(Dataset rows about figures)
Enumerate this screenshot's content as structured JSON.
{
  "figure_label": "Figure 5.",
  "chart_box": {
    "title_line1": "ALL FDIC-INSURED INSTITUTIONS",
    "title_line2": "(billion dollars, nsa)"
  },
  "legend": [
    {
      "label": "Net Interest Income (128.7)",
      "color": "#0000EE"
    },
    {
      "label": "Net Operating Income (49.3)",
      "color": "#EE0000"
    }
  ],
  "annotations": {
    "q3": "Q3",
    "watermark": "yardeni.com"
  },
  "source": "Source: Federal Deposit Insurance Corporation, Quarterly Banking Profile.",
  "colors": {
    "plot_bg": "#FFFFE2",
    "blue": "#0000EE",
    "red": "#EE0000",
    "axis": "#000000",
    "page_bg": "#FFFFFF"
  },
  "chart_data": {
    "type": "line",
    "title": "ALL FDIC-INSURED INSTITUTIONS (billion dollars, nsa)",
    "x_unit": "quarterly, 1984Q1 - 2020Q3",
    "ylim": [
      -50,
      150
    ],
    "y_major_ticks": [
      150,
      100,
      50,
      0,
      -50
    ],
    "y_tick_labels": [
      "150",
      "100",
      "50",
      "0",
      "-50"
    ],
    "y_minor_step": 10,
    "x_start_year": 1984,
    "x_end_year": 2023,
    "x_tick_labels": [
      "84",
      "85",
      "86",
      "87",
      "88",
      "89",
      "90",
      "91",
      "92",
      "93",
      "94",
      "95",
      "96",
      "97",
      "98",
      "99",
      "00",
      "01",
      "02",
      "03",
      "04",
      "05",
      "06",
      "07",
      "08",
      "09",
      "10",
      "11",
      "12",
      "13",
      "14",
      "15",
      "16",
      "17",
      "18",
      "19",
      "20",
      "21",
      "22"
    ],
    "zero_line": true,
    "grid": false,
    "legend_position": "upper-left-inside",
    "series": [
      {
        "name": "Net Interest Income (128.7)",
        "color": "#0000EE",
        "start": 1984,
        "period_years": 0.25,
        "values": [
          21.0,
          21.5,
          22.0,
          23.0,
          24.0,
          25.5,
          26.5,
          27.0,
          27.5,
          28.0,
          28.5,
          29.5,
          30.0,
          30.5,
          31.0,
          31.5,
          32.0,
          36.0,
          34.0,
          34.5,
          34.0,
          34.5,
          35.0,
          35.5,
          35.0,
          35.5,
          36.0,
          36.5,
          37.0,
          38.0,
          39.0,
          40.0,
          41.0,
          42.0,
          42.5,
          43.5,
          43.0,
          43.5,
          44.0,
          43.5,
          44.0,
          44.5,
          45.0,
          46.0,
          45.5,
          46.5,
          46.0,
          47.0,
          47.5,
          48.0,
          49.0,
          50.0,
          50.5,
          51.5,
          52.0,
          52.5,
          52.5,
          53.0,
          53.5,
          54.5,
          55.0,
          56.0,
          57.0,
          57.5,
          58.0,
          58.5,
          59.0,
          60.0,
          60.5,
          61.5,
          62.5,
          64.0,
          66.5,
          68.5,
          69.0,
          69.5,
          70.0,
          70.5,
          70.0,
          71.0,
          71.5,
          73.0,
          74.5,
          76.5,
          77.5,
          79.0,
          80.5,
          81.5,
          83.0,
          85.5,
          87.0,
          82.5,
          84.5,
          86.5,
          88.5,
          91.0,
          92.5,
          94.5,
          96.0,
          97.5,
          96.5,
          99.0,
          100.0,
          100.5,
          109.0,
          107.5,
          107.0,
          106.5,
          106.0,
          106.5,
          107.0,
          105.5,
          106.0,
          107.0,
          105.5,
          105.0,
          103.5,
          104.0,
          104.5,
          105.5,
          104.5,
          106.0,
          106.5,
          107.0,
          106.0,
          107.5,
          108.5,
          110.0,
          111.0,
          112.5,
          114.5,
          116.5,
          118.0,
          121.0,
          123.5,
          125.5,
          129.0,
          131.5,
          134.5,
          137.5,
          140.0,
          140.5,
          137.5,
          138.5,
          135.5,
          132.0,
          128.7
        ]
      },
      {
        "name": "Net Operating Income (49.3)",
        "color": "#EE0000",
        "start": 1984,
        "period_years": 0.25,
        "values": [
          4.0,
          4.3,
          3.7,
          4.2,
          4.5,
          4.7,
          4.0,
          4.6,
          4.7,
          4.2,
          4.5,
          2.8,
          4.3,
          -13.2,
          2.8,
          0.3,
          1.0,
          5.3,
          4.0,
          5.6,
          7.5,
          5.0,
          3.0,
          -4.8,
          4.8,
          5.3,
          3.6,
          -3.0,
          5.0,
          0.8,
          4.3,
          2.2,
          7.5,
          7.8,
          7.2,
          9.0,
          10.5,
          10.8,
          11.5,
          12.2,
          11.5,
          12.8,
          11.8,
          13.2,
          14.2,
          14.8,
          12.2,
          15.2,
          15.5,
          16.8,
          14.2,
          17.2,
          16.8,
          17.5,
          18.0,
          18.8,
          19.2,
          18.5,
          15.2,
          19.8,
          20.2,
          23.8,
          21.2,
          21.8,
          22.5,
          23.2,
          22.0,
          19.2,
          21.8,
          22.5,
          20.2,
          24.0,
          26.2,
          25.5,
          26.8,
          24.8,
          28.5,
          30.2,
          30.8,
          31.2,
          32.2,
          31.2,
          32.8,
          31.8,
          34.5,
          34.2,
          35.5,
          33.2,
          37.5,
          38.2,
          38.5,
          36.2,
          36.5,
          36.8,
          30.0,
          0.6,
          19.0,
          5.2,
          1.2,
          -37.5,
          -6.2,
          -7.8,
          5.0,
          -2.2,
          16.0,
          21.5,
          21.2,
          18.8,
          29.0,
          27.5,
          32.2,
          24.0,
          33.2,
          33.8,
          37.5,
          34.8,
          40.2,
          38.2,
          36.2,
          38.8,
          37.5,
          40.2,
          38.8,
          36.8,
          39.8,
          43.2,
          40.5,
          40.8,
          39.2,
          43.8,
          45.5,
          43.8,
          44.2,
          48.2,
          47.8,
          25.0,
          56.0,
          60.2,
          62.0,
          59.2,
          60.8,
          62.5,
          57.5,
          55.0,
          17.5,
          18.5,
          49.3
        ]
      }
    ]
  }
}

THE PROBLEM: Give back the whole listing exactly as it reads.

RESPONSE BELOW:
Enumerate this screenshot's content as structured JSON.
{
  "figure_label": "Figure 5.",
  "chart_box": {
    "title_line1": "ALL FDIC-INSURED INSTITUTIONS",
    "title_line2": "(billion dollars, nsa)"
  },
  "legend": [
    {
      "label": "Net Interest Income (128.7)",
      "color": "#0000EE"
    },
    {
      "label": "Net Operating Income (49.3)",
      "color": "#EE0000"
    }
  ],
  "annotations": {
    "q3": "Q3",
    "watermark": "yardeni.com"
  },
  "source": "Source: Federal Deposit Insurance Corporation, Quarterly Banking Profile.",
  "colors": {
    "plot_bg": "#FFFFE2",
    "blue": "#0000EE",
    "red": "#EE0000",
    "axis": "#000000",
    "page_bg": "#FFFFFF"
  },
  "chart_data": {
    "type": "line",
    "title": "ALL FDIC-INSURED INSTITUTIONS (billion dollars, nsa)",
    "x_unit": "quarterly, 1984Q1 - 2020Q3",
    "ylim": [
      -50,
      150
    ],
    "y_major_ticks": [
      150,
      100,
      50,
      0,
      -50
    ],
    "y_tick_labels": [
      "150",
      "100",
      "50",
      "0",
      "-50"
    ],
    "y_minor_step": 10,
    "x_start_year": 1984,
    "x_end_year": 2023,
    "x_tick_labels": [
      "84",
      "85",
      "86",
      "87",
      "88",
      "89",
      "90",
      "91",
      "92",
      "93",
      "94",
      "95",
      "96",
      "97",
      "98",
      "99",
      "00",
      "01",
      "02",
      "03",
      "04",
      "05",
      "06",
      "07",
      "08",
      "09",
      "10",
      "11",
      "12",
      "13",
      "14",
      "15",
      "16",
      "17",
      "18",
      "19",
      "20",
      "21",
      "22"
    ],
    "zero_line": true,
    "grid": false,
    "legend_position": "upper-left-inside",
    "series": [
      {
        "name": "Net Interest Income (128.7)",
        "color": "#0000EE",
        "start": 1984,
        "period_years": 0.25,
        "values": [
          21.0,
          21.5,
          22.0,
          23.0,
          24.0,
          25.5,
          26.5,
          27.0,
          27.5,
          28.0,
          28.5,
          29.5,
          30.0,
          30.5,
          31.0,
          31.5,
          32.0,
          36.0,
          34.0,
          34.5,
          34.0,
          34.5,
          35.0,
          35.5,
          35.0,
          35.5,
          36.0,
          36.5,
          37.0,
          38.0,
          39.0,
          40.0,
          41.0,
          42.0,
          42.5,
          43.5,
          43.0,
          43.5,
          44.0,
          43.5,
          44.0,
          44.5,
          45.0,
          46.0,
          45.5,
          46.5,
          46.0,
          47.0,
          47.5,
          48.0,
          49.0,
          50.0,
          50.5,
          51.5,
          52.0,
          52.5,
          52.5,
          53.0,
          53.5,
          54.5,
          55.0,
          56.0,
          57.0,
          57.5,
          58.0,
          58.5,
          59.0,
          60.0,
          60.5,
          61.5,
          62.5,
          64.0,
          66.5,
          68.5,
          69.0,
          69.5,
          70.0,
          70.5,
          70.0,
          71.0,
          71.5,
          73.0,
          74.5,
          76.5,
          77.5,
          79.0,
          80.5,
          81.5,
          83.0,
          85.5,
          87.0,
          82.5,
          84.5,
          86.5,
          88.5,
          91.0,
          92.5,
          94.5,
          96.0,
          97.5,
          96.5,
          99.0,
          100.0,
          100.5,
          109.0,
          107.5,
          107.0,
          106.5,
          106.0,
          106.5,
          107.0,
          105.5,
          106.0,
          107.0,
          105.5,
          105.0,
          103.5,
          104.0,
          104.5,
          105.5,
          104.5,
          106.0,
          106.5,
          107.0,
          106.0,
          107.5,
          108.5,
          110.0,
          111.0,
          112.5,
          114.5,
          116.5,
          118.0,
          121.0,
          123.5,
          125.5,
          129.0,
          131.5,
          134.5,
          137.5,
          140.0,
          140.5,
          137.5,
          138.5,
          135.5,
          132.0,
          128.7
        ]
      },
      {
        "name": "Net Operating Income (49.3)",
        "color": "#EE0000",
        "start": 1984,
        "period_years": 0.25,
        "values": [
          4.0,
          4.3,
          3.7,
          4.2,
          4.5,
          4.7,
          4.0,
          4.6,
          4.7,
          4.2,
          4.5,
          2.8,
          4.3,
          -13.2,
          2.8,
          0.3,
          1.0,
          5.3,
          4.0,
          5.6,
          7.5,
          5.0,
          3.0,
          -4.8,
          4.8,
          5.3,
          3.6,
          -3.0,
          5.0,
          0.8,
          4.3,
          2.2,
          7.5,
          7.8,
          7.2,
          9.0,
          10.5,
          10.8,
          11.5,
          12.2,
          11.5,
          12.8,
          11.8,
          13.2,
          14.2,
          14.8,
          12.2,
          15.2,
          15.5,
          16.8,
          14.2,
          17.2,
          16.8,
          17.5,
          18.0,
          18.8,
          19.2,
          18.5,
          15.2,
          19.8,
          20.2,
          23.8,
          21.2,
          21.8,
          22.5,
          23.2,
          22.0,
          19.2,
          21.8,
          22.5,
          20.2,
          24.0,
          26.2,
          25.5,
          26.8,
          24.8,
          28.5,
          30.2,
          30.8,
          31.2,
          32.2,
          31.2,
          32.8,
          31.8,
          34.5,
          34.2,
          35.5,
          33.2,
          37.5,
          38.2,
          38.5,
          36.2,
          36.5,
          36.8,
          30.0,
          0.6,
          19.0,
          5.2,
          1.2,
          -37.5,
          -6.2,
          -7.8,
          5.0,
          -2.2,
          16.0,
          21.5,
          21.2,
          18.8,
          29.0,
          27.5,
          32.2,
          24.0,
          33.2,
          33.8,
          37.5,
          34.8,
          40.2,
          38.2,
          36.2,
          38.8,
          37.5,
          40.2,
          38.8,
          36.8,
          39.8,
          43.2,
          40.5,
          40.8,
          39.2,
          43.8,
          45.5,
          43.8,
          44.2,
          48.2,
          47.8,
          25.0,
          56.0,
          60.2,
          62.0,
          59.2,
          60.8,
          62.5,
          57.5,
          55.0,
          17.5,
          18.5,
          49.3
        ]
      }
    ]
  }
}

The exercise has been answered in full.